WHAT YOU ARE ASKED TO DO:
In the entries that follow, count each line containing "document" and state the total, nothing more.

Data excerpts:
## begin

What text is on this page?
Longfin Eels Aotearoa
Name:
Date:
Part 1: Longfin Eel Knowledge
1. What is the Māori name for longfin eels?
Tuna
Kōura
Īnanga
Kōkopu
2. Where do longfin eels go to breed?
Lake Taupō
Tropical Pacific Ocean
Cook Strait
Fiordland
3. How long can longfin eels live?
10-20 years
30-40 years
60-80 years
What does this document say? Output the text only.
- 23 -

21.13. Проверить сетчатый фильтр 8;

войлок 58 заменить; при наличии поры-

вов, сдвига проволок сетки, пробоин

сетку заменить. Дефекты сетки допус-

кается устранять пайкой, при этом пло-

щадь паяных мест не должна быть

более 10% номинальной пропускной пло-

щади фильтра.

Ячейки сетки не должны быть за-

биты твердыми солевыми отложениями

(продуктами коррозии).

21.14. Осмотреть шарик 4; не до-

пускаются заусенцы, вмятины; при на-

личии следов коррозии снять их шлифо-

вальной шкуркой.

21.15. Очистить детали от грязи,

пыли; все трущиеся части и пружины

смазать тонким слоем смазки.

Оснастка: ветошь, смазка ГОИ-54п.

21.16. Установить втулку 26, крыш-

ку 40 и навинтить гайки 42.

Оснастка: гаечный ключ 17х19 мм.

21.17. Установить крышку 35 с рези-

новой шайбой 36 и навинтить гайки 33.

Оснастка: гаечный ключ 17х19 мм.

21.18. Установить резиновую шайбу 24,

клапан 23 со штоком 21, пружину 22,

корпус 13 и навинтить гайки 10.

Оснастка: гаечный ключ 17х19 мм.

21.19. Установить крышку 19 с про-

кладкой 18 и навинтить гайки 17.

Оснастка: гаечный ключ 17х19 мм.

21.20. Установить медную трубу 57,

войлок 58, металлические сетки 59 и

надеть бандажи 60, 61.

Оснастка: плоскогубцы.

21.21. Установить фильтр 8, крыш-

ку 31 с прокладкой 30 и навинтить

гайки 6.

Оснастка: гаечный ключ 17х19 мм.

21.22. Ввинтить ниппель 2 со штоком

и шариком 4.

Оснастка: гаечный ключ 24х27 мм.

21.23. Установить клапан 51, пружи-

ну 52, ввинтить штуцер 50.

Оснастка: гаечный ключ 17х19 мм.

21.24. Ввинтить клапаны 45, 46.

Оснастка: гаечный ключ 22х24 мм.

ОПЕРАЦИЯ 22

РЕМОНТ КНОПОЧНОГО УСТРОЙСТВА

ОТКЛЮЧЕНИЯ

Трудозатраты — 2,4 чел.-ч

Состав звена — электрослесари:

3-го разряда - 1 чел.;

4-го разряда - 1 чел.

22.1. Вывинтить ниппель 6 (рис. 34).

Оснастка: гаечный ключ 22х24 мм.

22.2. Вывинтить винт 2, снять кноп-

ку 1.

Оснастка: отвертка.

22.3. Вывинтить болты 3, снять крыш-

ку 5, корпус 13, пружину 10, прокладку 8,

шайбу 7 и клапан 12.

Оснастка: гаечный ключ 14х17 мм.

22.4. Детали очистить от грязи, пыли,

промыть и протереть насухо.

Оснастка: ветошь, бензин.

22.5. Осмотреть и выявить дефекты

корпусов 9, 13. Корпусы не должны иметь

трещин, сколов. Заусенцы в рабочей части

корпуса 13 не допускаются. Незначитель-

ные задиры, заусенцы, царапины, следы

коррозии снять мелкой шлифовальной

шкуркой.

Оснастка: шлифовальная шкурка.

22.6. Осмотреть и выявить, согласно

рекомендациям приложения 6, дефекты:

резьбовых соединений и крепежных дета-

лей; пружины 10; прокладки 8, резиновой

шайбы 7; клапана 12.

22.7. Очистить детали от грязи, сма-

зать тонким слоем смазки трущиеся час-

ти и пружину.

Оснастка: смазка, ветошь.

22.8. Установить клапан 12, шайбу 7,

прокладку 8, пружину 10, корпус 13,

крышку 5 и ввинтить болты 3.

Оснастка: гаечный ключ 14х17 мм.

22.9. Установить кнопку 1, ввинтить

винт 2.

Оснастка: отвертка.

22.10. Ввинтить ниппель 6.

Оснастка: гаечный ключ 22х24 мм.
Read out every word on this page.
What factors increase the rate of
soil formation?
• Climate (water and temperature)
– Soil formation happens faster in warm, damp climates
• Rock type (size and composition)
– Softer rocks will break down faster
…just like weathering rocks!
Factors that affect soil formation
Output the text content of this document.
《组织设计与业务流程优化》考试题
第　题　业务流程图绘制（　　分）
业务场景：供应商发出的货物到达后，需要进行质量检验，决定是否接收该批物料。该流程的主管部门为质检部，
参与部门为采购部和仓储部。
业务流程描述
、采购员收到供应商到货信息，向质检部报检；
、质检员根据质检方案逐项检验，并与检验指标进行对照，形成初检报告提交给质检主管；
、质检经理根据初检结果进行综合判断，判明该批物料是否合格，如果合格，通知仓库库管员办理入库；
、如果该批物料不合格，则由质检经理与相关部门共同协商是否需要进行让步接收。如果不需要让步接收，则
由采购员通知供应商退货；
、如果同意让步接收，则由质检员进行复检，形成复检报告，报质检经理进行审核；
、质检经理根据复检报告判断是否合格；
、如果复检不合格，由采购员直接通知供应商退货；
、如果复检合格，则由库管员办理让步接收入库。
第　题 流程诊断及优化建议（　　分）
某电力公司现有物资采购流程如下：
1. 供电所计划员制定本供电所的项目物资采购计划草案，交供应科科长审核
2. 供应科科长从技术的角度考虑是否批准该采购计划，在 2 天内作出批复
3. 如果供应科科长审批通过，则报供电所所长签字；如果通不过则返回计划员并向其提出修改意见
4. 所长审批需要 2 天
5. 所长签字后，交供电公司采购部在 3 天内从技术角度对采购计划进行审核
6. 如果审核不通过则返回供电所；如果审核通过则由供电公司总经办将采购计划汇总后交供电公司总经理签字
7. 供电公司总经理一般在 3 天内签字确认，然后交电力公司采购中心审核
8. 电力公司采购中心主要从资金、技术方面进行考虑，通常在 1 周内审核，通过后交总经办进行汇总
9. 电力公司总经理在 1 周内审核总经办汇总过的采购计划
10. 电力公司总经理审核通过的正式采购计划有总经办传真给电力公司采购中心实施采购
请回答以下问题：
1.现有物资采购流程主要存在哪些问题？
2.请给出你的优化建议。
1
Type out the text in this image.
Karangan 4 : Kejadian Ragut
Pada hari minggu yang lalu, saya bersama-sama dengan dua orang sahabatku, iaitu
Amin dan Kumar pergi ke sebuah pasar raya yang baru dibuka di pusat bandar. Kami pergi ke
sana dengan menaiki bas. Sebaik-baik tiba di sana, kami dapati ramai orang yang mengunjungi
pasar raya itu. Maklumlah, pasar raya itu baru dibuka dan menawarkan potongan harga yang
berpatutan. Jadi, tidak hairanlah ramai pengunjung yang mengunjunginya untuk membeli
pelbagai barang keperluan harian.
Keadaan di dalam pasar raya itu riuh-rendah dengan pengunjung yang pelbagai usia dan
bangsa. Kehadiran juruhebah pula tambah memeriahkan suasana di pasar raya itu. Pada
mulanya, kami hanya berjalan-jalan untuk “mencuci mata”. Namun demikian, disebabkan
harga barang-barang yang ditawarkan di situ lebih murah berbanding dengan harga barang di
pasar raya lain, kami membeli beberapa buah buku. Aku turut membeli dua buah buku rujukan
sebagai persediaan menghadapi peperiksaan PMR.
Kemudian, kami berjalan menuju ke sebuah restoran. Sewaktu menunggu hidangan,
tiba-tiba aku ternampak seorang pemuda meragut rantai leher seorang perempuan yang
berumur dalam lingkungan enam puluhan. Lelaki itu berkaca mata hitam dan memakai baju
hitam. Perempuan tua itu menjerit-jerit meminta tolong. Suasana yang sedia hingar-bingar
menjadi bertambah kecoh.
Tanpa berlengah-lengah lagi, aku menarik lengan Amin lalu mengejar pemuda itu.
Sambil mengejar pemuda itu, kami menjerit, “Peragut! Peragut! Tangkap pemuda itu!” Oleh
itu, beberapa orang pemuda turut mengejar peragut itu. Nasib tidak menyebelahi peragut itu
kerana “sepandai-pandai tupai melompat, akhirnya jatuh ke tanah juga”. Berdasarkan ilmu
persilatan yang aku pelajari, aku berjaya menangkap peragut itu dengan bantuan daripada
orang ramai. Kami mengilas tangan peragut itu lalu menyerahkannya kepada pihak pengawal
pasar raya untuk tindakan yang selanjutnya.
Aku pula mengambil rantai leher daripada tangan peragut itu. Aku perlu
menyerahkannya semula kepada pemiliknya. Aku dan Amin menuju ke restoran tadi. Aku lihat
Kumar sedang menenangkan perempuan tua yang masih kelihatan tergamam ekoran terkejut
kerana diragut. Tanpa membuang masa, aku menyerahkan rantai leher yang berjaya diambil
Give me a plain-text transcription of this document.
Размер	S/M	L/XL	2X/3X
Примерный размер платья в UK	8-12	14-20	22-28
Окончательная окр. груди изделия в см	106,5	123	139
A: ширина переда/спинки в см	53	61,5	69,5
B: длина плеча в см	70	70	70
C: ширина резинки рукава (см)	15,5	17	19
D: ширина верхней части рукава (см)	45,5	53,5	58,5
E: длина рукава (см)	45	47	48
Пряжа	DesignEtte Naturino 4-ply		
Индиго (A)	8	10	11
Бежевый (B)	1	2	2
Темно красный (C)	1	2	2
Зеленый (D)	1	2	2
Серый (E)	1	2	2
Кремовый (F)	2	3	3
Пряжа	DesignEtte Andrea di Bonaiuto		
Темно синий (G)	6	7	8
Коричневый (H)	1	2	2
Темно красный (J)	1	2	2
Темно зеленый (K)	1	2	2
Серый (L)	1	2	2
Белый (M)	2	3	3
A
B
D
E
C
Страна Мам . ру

## end

WORKED SOLUTION:
3